**Task directions**
From the listing that follows, extract every line and set it down unaltered.

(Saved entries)
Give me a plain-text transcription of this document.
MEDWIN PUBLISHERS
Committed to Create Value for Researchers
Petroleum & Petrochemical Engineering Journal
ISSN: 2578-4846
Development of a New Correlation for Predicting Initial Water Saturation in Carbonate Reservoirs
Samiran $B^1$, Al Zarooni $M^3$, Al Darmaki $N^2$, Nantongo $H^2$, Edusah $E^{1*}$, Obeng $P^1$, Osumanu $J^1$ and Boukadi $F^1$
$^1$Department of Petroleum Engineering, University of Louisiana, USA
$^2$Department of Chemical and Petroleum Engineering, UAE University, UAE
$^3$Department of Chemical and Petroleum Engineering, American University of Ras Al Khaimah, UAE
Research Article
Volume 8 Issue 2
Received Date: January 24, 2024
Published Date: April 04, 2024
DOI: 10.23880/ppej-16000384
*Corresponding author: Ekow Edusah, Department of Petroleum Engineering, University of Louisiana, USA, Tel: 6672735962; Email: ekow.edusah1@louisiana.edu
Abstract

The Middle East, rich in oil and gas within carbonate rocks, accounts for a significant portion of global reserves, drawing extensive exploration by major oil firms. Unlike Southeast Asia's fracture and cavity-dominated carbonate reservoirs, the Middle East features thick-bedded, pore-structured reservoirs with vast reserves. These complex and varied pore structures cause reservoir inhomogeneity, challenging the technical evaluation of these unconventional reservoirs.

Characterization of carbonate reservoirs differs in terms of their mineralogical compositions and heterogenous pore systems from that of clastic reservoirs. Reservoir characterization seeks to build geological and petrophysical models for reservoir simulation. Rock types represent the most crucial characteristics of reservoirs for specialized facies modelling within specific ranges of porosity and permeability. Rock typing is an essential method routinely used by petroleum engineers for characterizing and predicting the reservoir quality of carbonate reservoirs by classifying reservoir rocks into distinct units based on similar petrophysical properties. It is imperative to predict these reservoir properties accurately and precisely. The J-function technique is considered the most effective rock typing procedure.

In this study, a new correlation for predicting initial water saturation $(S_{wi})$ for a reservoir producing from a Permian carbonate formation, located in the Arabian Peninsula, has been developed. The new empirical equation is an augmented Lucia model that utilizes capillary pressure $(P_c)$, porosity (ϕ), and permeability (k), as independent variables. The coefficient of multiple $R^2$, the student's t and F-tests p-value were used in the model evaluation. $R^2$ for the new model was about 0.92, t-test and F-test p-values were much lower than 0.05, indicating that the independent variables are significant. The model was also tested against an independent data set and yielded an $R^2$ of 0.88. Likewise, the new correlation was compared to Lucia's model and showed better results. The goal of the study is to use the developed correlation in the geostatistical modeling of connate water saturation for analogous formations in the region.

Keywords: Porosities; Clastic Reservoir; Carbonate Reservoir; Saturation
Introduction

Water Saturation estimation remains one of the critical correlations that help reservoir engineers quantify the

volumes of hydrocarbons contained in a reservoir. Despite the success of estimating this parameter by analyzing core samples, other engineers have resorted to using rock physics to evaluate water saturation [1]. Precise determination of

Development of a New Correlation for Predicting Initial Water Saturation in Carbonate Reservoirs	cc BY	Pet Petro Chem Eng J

**Task output**
Give me a plain-text transcription of this document.
MEDWIN PUBLISHERS
Committed to Create Value for Researchers
Petroleum & Petrochemical Engineering Journal
ISSN: 2578-4846
Development of a New Correlation for Predicting Initial Water Saturation in Carbonate Reservoirs
Samiran $B^1$, Al Zarooni $M^3$, Al Darmaki $N^2$, Nantongo $H^2$, Edusah $E^{1*}$, Obeng $P^1$, Osumanu $J^1$ and Boukadi $F^1$
$^1$Department of Petroleum Engineering, University of Louisiana, USA
$^2$Department of Chemical and Petroleum Engineering, UAE University, UAE
$^3$Department of Chemical and Petroleum Engineering, American University of Ras Al Khaimah, UAE
Research Article
Volume 8 Issue 2
Received Date: January 24, 2024
Published Date: April 04, 2024
DOI: 10.23880/ppej-16000384
*Corresponding author: Ekow Edusah, Department of Petroleum Engineering, University of Louisiana, USA, Tel: 6672735962; Email: ekow.edusah1@louisiana.edu
Abstract

The Middle East, rich in oil and gas within carbonate rocks, accounts for a significant portion of global reserves, drawing extensive exploration by major oil firms. Unlike Southeast Asia's fracture and cavity-dominated carbonate reservoirs, the Middle East features thick-bedded, pore-structured reservoirs with vast reserves. These complex and varied pore structures cause reservoir inhomogeneity, challenging the technical evaluation of these unconventional reservoirs.

Characterization of carbonate reservoirs differs in terms of their mineralogical compositions and heterogenous pore systems from that of clastic reservoirs. Reservoir characterization seeks to build geological and petrophysical models for reservoir simulation. Rock types represent the most crucial characteristics of reservoirs for specialized facies modelling within specific ranges of porosity and permeability. Rock typing is an essential method routinely used by petroleum engineers for characterizing and predicting the reservoir quality of carbonate reservoirs by classifying reservoir rocks into distinct units based on similar petrophysical properties. It is imperative to predict these reservoir properties accurately and precisely. The J-function technique is considered the most effective rock typing procedure.

In this study, a new correlation for predicting initial water saturation $(S_{wi})$ for a reservoir producing from a Permian carbonate formation, located in the Arabian Peninsula, has been developed. The new empirical equation is an augmented Lucia model that utilizes capillary pressure $(P_c)$, porosity (ϕ), and permeability (k), as independent variables. The coefficient of multiple $R^2$, the student's t and F-tests p-value were used in the model evaluation. $R^2$ for the new model was about 0.92, t-test and F-test p-values were much lower than 0.05, indicating that the independent variables are significant. The model was also tested against an independent data set and yielded an $R^2$ of 0.88. Likewise, the new correlation was compared to Lucia's model and showed better results. The goal of the study is to use the developed correlation in the geostatistical modeling of connate water saturation for analogous formations in the region.

Keywords: Porosities; Clastic Reservoir; Carbonate Reservoir; Saturation
Introduction

Water Saturation estimation remains one of the critical correlations that help reservoir engineers quantify the

volumes of hydrocarbons contained in a reservoir. Despite the success of estimating this parameter by analyzing core samples, other engineers have resorted to using rock physics to evaluate water saturation [1]. Precise determination of

Development of a New Correlation for Predicting Initial Water Saturation in Carbonate Reservoirs	cc BY	Pet Petro Chem Eng J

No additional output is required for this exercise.